**Saved entries**
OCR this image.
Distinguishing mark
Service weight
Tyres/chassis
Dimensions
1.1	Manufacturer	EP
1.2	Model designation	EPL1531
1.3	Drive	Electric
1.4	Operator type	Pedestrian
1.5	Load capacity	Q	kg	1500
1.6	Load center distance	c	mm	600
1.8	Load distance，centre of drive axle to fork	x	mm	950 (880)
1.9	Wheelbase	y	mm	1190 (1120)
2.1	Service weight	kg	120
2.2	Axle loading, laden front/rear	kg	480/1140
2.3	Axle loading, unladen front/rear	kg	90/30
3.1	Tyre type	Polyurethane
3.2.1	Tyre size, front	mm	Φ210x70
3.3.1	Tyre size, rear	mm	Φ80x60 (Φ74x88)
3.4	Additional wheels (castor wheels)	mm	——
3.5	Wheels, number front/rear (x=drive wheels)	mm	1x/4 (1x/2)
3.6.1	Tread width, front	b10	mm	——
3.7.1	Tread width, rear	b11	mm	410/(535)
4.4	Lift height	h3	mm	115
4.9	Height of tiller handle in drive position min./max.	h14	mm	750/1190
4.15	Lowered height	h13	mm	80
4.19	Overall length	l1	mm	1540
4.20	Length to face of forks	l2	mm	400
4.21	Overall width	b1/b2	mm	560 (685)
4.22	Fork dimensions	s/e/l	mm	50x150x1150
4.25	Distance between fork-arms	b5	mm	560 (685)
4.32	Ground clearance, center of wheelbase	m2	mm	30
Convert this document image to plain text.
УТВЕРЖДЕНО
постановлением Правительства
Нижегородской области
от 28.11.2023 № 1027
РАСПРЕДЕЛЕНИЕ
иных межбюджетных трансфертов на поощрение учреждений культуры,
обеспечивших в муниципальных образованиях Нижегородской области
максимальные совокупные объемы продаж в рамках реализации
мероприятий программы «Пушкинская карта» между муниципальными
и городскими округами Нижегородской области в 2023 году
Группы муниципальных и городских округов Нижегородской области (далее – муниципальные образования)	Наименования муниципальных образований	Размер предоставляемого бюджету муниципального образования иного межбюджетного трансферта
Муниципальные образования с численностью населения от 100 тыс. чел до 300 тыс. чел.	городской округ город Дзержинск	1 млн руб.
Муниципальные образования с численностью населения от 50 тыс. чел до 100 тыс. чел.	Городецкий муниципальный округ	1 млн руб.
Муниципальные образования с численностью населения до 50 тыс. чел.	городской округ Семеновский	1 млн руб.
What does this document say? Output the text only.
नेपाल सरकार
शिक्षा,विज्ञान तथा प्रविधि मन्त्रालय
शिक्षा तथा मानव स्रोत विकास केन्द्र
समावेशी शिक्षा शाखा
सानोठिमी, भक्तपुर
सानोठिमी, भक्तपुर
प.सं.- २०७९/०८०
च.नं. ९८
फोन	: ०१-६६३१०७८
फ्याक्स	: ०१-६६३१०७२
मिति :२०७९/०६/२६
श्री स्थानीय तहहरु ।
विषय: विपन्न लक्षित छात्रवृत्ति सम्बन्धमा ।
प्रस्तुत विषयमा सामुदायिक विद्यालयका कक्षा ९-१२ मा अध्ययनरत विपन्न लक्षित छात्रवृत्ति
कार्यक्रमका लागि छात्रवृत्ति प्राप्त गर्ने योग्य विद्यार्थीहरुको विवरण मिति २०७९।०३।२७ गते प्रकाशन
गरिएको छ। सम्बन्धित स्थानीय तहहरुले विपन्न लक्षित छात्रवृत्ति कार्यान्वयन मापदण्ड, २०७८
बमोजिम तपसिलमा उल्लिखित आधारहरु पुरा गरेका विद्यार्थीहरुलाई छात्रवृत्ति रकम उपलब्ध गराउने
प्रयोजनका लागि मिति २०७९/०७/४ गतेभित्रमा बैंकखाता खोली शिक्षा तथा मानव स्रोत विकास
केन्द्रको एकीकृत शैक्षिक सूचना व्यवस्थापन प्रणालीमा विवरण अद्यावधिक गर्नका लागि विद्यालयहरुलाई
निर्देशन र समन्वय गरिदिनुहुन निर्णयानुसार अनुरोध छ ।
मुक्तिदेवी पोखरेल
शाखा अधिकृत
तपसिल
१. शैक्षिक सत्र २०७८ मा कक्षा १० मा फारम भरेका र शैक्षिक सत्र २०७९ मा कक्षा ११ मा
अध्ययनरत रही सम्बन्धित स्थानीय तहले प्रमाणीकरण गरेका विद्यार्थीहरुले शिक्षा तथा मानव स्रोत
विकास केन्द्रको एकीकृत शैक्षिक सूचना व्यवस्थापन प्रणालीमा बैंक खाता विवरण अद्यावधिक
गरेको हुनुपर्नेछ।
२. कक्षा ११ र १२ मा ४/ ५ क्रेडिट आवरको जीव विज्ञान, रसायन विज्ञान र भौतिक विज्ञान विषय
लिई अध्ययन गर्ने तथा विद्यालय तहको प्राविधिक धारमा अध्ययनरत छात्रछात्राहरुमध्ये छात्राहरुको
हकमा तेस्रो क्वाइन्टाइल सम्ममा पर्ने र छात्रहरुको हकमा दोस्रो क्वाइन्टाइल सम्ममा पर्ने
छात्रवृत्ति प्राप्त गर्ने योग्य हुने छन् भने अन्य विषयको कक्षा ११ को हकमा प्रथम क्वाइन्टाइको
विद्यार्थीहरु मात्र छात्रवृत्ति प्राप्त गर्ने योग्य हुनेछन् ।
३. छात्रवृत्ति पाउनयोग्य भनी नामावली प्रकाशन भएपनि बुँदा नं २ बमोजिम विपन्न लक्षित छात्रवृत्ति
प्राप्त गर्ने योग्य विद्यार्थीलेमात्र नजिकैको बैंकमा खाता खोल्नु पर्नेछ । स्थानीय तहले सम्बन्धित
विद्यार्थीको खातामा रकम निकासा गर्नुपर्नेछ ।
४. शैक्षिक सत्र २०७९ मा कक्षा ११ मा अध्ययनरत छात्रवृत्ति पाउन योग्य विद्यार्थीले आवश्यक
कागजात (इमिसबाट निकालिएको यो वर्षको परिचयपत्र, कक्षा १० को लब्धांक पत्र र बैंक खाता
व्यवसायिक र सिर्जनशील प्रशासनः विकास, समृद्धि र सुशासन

**Work to complete**
Count how many lines of the material hold the string "Service". Give the number and nothing more.

**Output below**
2